Collected data
__________

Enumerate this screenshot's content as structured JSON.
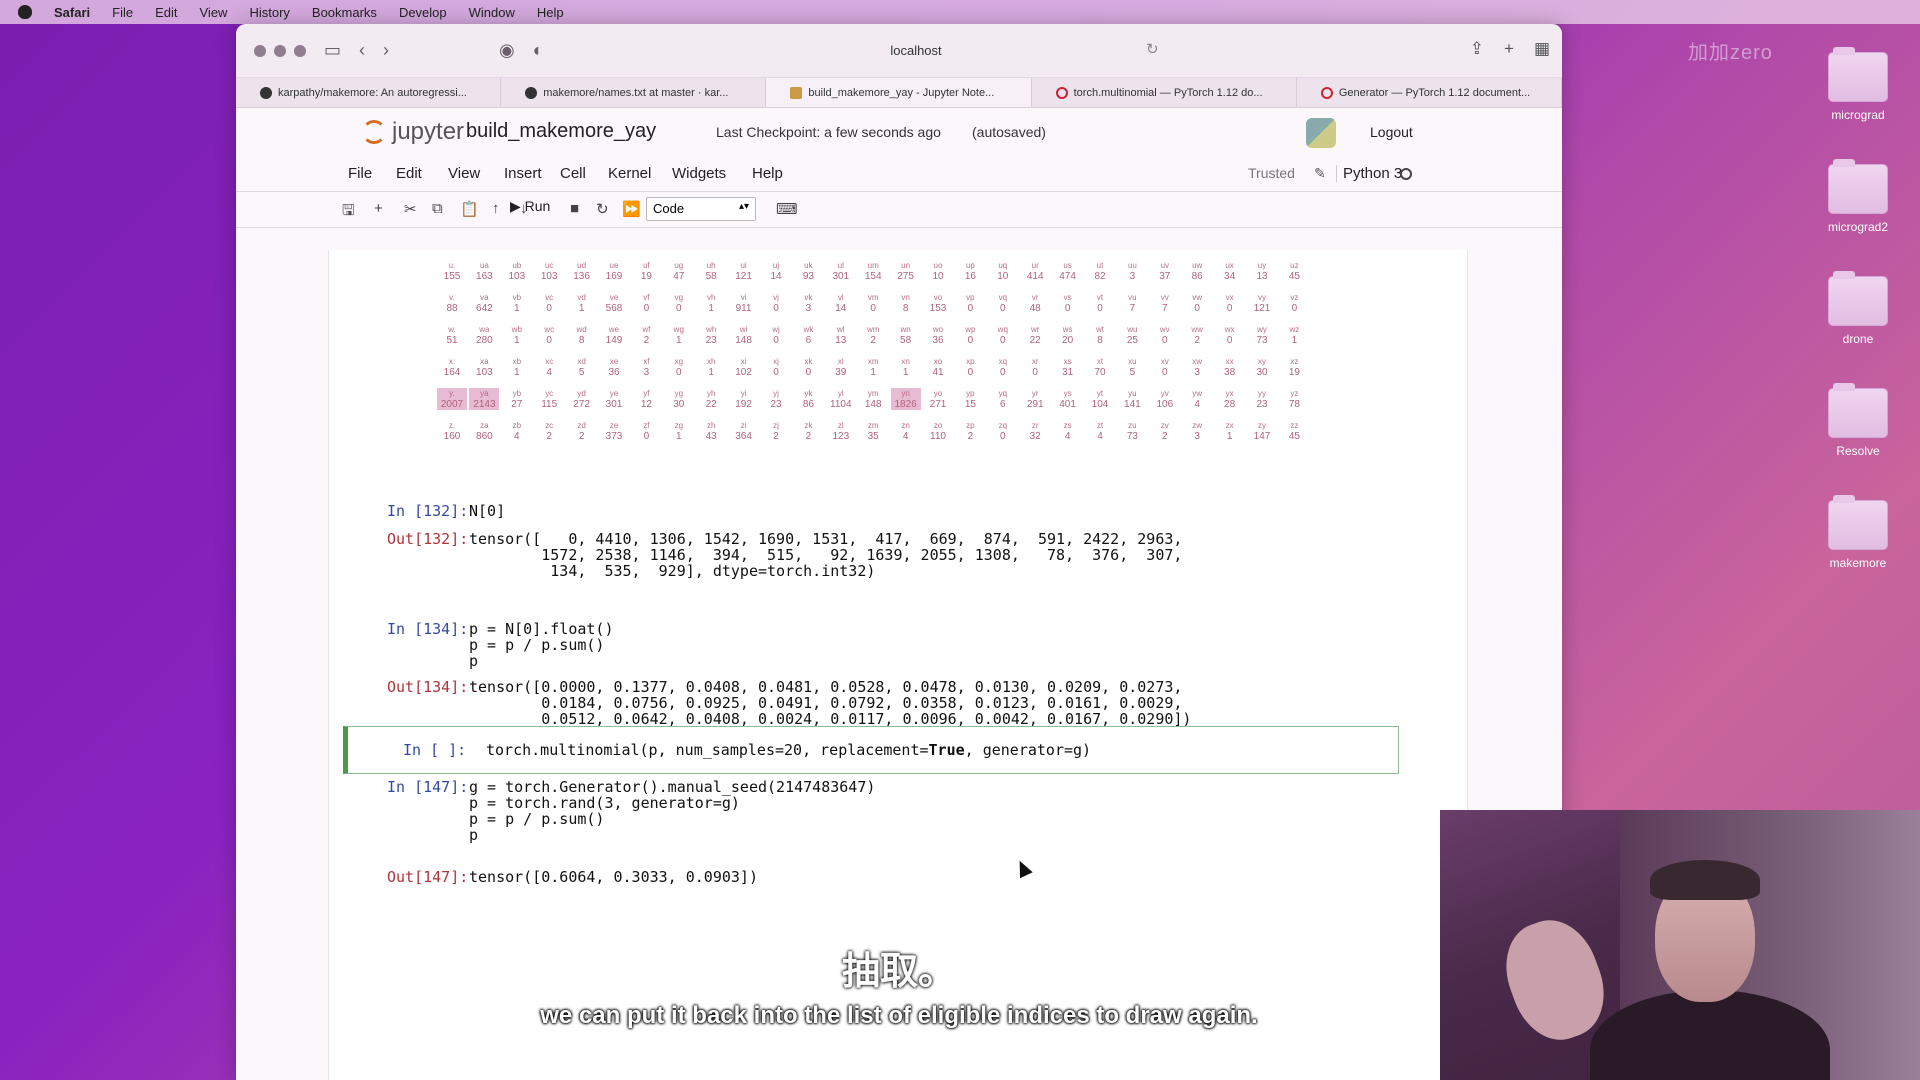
{
  "menubar": {
    "app": "Safari",
    "items": [
      "File",
      "Edit",
      "View",
      "History",
      "Bookmarks",
      "Develop",
      "Window",
      "Help"
    ]
  },
  "desktop": {
    "watermark": "加加zero",
    "icons": [
      "micrograd",
      "micrograd2",
      "drone",
      "Resolve",
      "makemore"
    ]
  },
  "browser": {
    "url": "localhost",
    "tabs": [
      {
        "label": "karpathy/makemore: An autoregressi...",
        "icon": "github-icon"
      },
      {
        "label": "makemore/names.txt at master · kar...",
        "icon": "github-icon"
      },
      {
        "label": "build_makemore_yay - Jupyter Note...",
        "icon": "jupyter-icon"
      },
      {
        "label": "torch.multinomial — PyTorch 1.12 do...",
        "icon": "pytorch-icon"
      },
      {
        "label": "Generator — PyTorch 1.12 document...",
        "icon": "pytorch-icon"
      }
    ],
    "active_tab": 2
  },
  "jupyter": {
    "logo_text": "jupyter",
    "notebook_name": "build_makemore_yay",
    "checkpoint": "Last Checkpoint: a few seconds ago",
    "autosaved": "(autosaved)",
    "logout": "Logout",
    "menu": [
      "File",
      "Edit",
      "View",
      "Insert",
      "Cell",
      "Kernel",
      "Widgets",
      "Help"
    ],
    "trusted": "Trusted",
    "kernel": "Python 3",
    "run_label": "Run",
    "cell_type": "Code"
  },
  "bigram_grid": {
    "rows": [
      {
        "labels": [
          "u.",
          "ua",
          "ub",
          "uc",
          "ud",
          "ue",
          "uf",
          "ug",
          "uh",
          "ui",
          "uj",
          "uk",
          "ul",
          "um",
          "un",
          "uo",
          "up",
          "uq",
          "ur",
          "us",
          "ut",
          "uu",
          "uv",
          "uw",
          "ux",
          "uy",
          "uz"
        ],
        "values": [
          "155",
          "163",
          "103",
          "103",
          "136",
          "169",
          "19",
          "47",
          "58",
          "121",
          "14",
          "93",
          "301",
          "154",
          "275",
          "10",
          "16",
          "10",
          "414",
          "474",
          "82",
          "3",
          "37",
          "86",
          "34",
          "13",
          "45"
        ]
      },
      {
        "labels": [
          "v.",
          "va",
          "vb",
          "vc",
          "vd",
          "ve",
          "vf",
          "vg",
          "vh",
          "vi",
          "vj",
          "vk",
          "vl",
          "vm",
          "vn",
          "vo",
          "vp",
          "vq",
          "vr",
          "vs",
          "vt",
          "vu",
          "vv",
          "vw",
          "vx",
          "vy",
          "vz"
        ],
        "values": [
          "88",
          "642",
          "1",
          "0",
          "1",
          "568",
          "0",
          "0",
          "1",
          "911",
          "0",
          "3",
          "14",
          "0",
          "8",
          "153",
          "0",
          "0",
          "48",
          "0",
          "0",
          "7",
          "7",
          "0",
          "0",
          "121",
          "0"
        ]
      },
      {
        "labels": [
          "w.",
          "wa",
          "wb",
          "wc",
          "wd",
          "we",
          "wf",
          "wg",
          "wh",
          "wi",
          "wj",
          "wk",
          "wl",
          "wm",
          "wn",
          "wo",
          "wp",
          "wq",
          "wr",
          "ws",
          "wt",
          "wu",
          "wv",
          "ww",
          "wx",
          "wy",
          "wz"
        ],
        "values": [
          "51",
          "280",
          "1",
          "0",
          "8",
          "149",
          "2",
          "1",
          "23",
          "148",
          "0",
          "6",
          "13",
          "2",
          "58",
          "36",
          "0",
          "0",
          "22",
          "20",
          "8",
          "25",
          "0",
          "2",
          "0",
          "73",
          "1"
        ]
      },
      {
        "labels": [
          "x.",
          "xa",
          "xb",
          "xc",
          "xd",
          "xe",
          "xf",
          "xg",
          "xh",
          "xi",
          "xj",
          "xk",
          "xl",
          "xm",
          "xn",
          "xo",
          "xp",
          "xq",
          "xr",
          "xs",
          "xt",
          "xu",
          "xv",
          "xw",
          "xx",
          "xy",
          "xz"
        ],
        "values": [
          "164",
          "103",
          "1",
          "4",
          "5",
          "36",
          "3",
          "0",
          "1",
          "102",
          "0",
          "0",
          "39",
          "1",
          "1",
          "41",
          "0",
          "0",
          "0",
          "31",
          "70",
          "5",
          "0",
          "3",
          "38",
          "30",
          "19"
        ]
      },
      {
        "labels": [
          "y.",
          "ya",
          "yb",
          "yc",
          "yd",
          "ye",
          "yf",
          "yg",
          "yh",
          "yi",
          "yj",
          "yk",
          "yl",
          "ym",
          "yn",
          "yo",
          "yp",
          "yq",
          "yr",
          "ys",
          "yt",
          "yu",
          "yv",
          "yw",
          "yx",
          "yy",
          "yz"
        ],
        "values": [
          "2007",
          "2143",
          "27",
          "115",
          "272",
          "301",
          "12",
          "30",
          "22",
          "192",
          "23",
          "86",
          "1104",
          "148",
          "1826",
          "271",
          "15",
          "6",
          "291",
          "401",
          "104",
          "141",
          "106",
          "4",
          "28",
          "23",
          "78"
        ]
      },
      {
        "labels": [
          "z.",
          "za",
          "zb",
          "zc",
          "zd",
          "ze",
          "zf",
          "zg",
          "zh",
          "zi",
          "zj",
          "zk",
          "zl",
          "zm",
          "zn",
          "zo",
          "zp",
          "zq",
          "zr",
          "zs",
          "zt",
          "zu",
          "zv",
          "zw",
          "zx",
          "zy",
          "zz"
        ],
        "values": [
          "160",
          "860",
          "4",
          "2",
          "2",
          "373",
          "0",
          "1",
          "43",
          "364",
          "2",
          "2",
          "123",
          "35",
          "4",
          "110",
          "2",
          "0",
          "32",
          "4",
          "4",
          "73",
          "2",
          "3",
          "1",
          "147",
          "45"
        ]
      }
    ],
    "highlight": [
      [
        4,
        0
      ],
      [
        4,
        1
      ],
      [
        4,
        14
      ]
    ]
  },
  "cells": [
    {
      "in_prompt": "In [132]:",
      "code": "N[0]",
      "out_prompt": "Out[132]:",
      "output": "tensor([   0, 4410, 1306, 1542, 1690, 1531,  417,  669,  874,  591, 2422, 2963,\n        1572, 2538, 1146,  394,  515,   92, 1639, 2055, 1308,   78,  376,  307,\n         134,  535,  929], dtype=torch.int32)"
    },
    {
      "in_prompt": "In [134]:",
      "code": "p = N[0].float()\np = p / p.sum()\np",
      "out_prompt": "Out[134]:",
      "output": "tensor([0.0000, 0.1377, 0.0408, 0.0481, 0.0528, 0.0478, 0.0130, 0.0209, 0.0273,\n        0.0184, 0.0756, 0.0925, 0.0491, 0.0792, 0.0358, 0.0123, 0.0161, 0.0029,\n        0.0512, 0.0642, 0.0408, 0.0024, 0.0117, 0.0096, 0.0042, 0.0167, 0.0290])"
    },
    {
      "in_prompt": "In [147]:",
      "code": "g = torch.Generator().manual_seed(2147483647)\np = torch.rand(3, generator=g)\np = p / p.sum()\np",
      "out_prompt": "Out[147]:",
      "output": "tensor([0.6064, 0.3033, 0.0903])"
    }
  ],
  "active_cell": {
    "in_prompt": "In [ ]:",
    "code_pre": "torch.multinomial(p, num_samples=20, replacement=",
    "code_kw": "True",
    "code_post": ", generator=g)"
  },
  "subtitles": {
    "cn": "抽取。",
    "en": "we can put it back into the list of eligible indices to draw again."
  }
}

__________

=== Task prompt ===
Retype all of the entries exactly as written, leaving out any images.

=== Output of the task ===
Enumerate this screenshot's content as structured JSON.
{
  "menubar": {
    "app": "Safari",
    "items": [
      "File",
      "Edit",
      "View",
      "History",
      "Bookmarks",
      "Develop",
      "Window",
      "Help"
    ]
  },
  "desktop": {
    "watermark": "加加zero",
    "icons": [
      "micrograd",
      "micrograd2",
      "drone",
      "Resolve",
      "makemore"
    ]
  },
  "browser": {
    "url": "localhost",
    "tabs": [
      {
        "label": "karpathy/makemore: An autoregressi...",
        "icon": "github-icon"
      },
      {
        "label": "makemore/names.txt at master · kar...",
        "icon": "github-icon"
      },
      {
        "label": "build_makemore_yay - Jupyter Note...",
        "icon": "jupyter-icon"
      },
      {
        "label": "torch.multinomial — PyTorch 1.12 do...",
        "icon": "pytorch-icon"
      },
      {
        "label": "Generator — PyTorch 1.12 document...",
        "icon": "pytorch-icon"
      }
    ],
    "active_tab": 2
  },
  "jupyter": {
    "logo_text": "jupyter",
    "notebook_name": "build_makemore_yay",
    "checkpoint": "Last Checkpoint: a few seconds ago",
    "autosaved": "(autosaved)",
    "logout": "Logout",
    "menu": [
      "File",
      "Edit",
      "View",
      "Insert",
      "Cell",
      "Kernel",
      "Widgets",
      "Help"
    ],
    "trusted": "Trusted",
    "kernel": "Python 3",
    "run_label": "Run",
    "cell_type": "Code"
  },
  "bigram_grid": {
    "rows": [
      {
        "labels": [
          "u.",
          "ua",
          "ub",
          "uc",
          "ud",
          "ue",
          "uf",
          "ug",
          "uh",
          "ui",
          "uj",
          "uk",
          "ul",
          "um",
          "un",
          "uo",
          "up",
          "uq",
          "ur",
          "us",
          "ut",
          "uu",
          "uv",
          "uw",
          "ux",
          "uy",
          "uz"
        ],
        "values": [
          "155",
          "163",
          "103",
          "103",
          "136",
          "169",
          "19",
          "47",
          "58",
          "121",
          "14",
          "93",
          "301",
          "154",
          "275",
          "10",
          "16",
          "10",
          "414",
          "474",
          "82",
          "3",
          "37",
          "86",
          "34",
          "13",
          "45"
        ]
      },
      {
        "labels": [
          "v.",
          "va",
          "vb",
          "vc",
          "vd",
          "ve",
          "vf",
          "vg",
          "vh",
          "vi",
          "vj",
          "vk",
          "vl",
          "vm",
          "vn",
          "vo",
          "vp",
          "vq",
          "vr",
          "vs",
          "vt",
          "vu",
          "vv",
          "vw",
          "vx",
          "vy",
          "vz"
        ],
        "values": [
          "88",
          "642",
          "1",
          "0",
          "1",
          "568",
          "0",
          "0",
          "1",
          "911",
          "0",
          "3",
          "14",
          "0",
          "8",
          "153",
          "0",
          "0",
          "48",
          "0",
          "0",
          "7",
          "7",
          "0",
          "0",
          "121",
          "0"
        ]
      },
      {
        "labels": [
          "w.",
          "wa",
          "wb",
          "wc",
          "wd",
          "we",
          "wf",
          "wg",
          "wh",
          "wi",
          "wj",
          "wk",
          "wl",
          "wm",
          "wn",
          "wo",
          "wp",
          "wq",
          "wr",
          "ws",
          "wt",
          "wu",
          "wv",
          "ww",
          "wx",
          "wy",
          "wz"
        ],
        "values": [
          "51",
          "280",
          "1",
          "0",
          "8",
          "149",
          "2",
          "1",
          "23",
          "148",
          "0",
          "6",
          "13",
          "2",
          "58",
          "36",
          "0",
          "0",
          "22",
          "20",
          "8",
          "25",
          "0",
          "2",
          "0",
          "73",
          "1"
        ]
      },
      {
        "labels": [
          "x.",
          "xa",
          "xb",
          "xc",
          "xd",
          "xe",
          "xf",
          "xg",
          "xh",
          "xi",
          "xj",
          "xk",
          "xl",
          "xm",
          "xn",
          "xo",
          "xp",
          "xq",
          "xr",
          "xs",
          "xt",
          "xu",
          "xv",
          "xw",
          "xx",
          "xy",
          "xz"
        ],
        "values": [
          "164",
          "103",
          "1",
          "4",
          "5",
          "36",
          "3",
          "0",
          "1",
          "102",
          "0",
          "0",
          "39",
          "1",
          "1",
          "41",
          "0",
          "0",
          "0",
          "31",
          "70",
          "5",
          "0",
          "3",
          "38",
          "30",
          "19"
        ]
      },
      {
        "labels": [
          "y.",
          "ya",
          "yb",
          "yc",
          "yd",
          "ye",
          "yf",
          "yg",
          "yh",
          "yi",
          "yj",
          "yk",
          "yl",
          "ym",
          "yn",
          "yo",
          "yp",
          "yq",
          "yr",
          "ys",
          "yt",
          "yu",
          "yv",
          "yw",
          "yx",
          "yy",
          "yz"
        ],
        "values": [
          "2007",
          "2143",
          "27",
          "115",
          "272",
          "301",
          "12",
          "30",
          "22",
          "192",
          "23",
          "86",
          "1104",
          "148",
          "1826",
          "271",
          "15",
          "6",
          "291",
          "401",
          "104",
          "141",
          "106",
          "4",
          "28",
          "23",
          "78"
        ]
      },
      {
        "labels": [
          "z.",
          "za",
          "zb",
          "zc",
          "zd",
          "ze",
          "zf",
          "zg",
          "zh",
          "zi",
          "zj",
          "zk",
          "zl",
          "zm",
          "zn",
          "zo",
          "zp",
          "zq",
          "zr",
          "zs",
          "zt",
          "zu",
          "zv",
          "zw",
          "zx",
          "zy",
          "zz"
        ],
        "values": [
          "160",
          "860",
          "4",
          "2",
          "2",
          "373",
          "0",
          "1",
          "43",
          "364",
          "2",
          "2",
          "123",
          "35",
          "4",
          "110",
          "2",
          "0",
          "32",
          "4",
          "4",
          "73",
          "2",
          "3",
          "1",
          "147",
          "45"
        ]
      }
    ],
    "highlight": [
      [
        4,
        0
      ],
      [
        4,
        1
      ],
      [
        4,
        14
      ]
    ]
  },
  "cells": [
    {
      "in_prompt": "In [132]:",
      "code": "N[0]",
      "out_prompt": "Out[132]:",
      "output": "tensor([   0, 4410, 1306, 1542, 1690, 1531,  417,  669,  874,  591, 2422, 2963,\n        1572, 2538, 1146,  394,  515,   92, 1639, 2055, 1308,   78,  376,  307,\n         134,  535,  929], dtype=torch.int32)"
    },
    {
      "in_prompt": "In [134]:",
      "code": "p = N[0].float()\np = p / p.sum()\np",
      "out_prompt": "Out[134]:",
      "output": "tensor([0.0000, 0.1377, 0.0408, 0.0481, 0.0528, 0.0478, 0.0130, 0.0209, 0.0273,\n        0.0184, 0.0756, 0.0925, 0.0491, 0.0792, 0.0358, 0.0123, 0.0161, 0.0029,\n        0.0512, 0.0642, 0.0408, 0.0024, 0.0117, 0.0096, 0.0042, 0.0167, 0.0290])"
    },
    {
      "in_prompt": "In [147]:",
      "code": "g = torch.Generator().manual_seed(2147483647)\np = torch.rand(3, generator=g)\np = p / p.sum()\np",
      "out_prompt": "Out[147]:",
      "output": "tensor([0.6064, 0.3033, 0.0903])"
    }
  ],
  "active_cell": {
    "in_prompt": "In [ ]:",
    "code_pre": "torch.multinomial(p, num_samples=20, replacement=",
    "code_kw": "True",
    "code_post": ", generator=g)"
  },
  "subtitles": {
    "cn": "抽取。",
    "en": "we can put it back into the list of eligible indices to draw again."
  }
}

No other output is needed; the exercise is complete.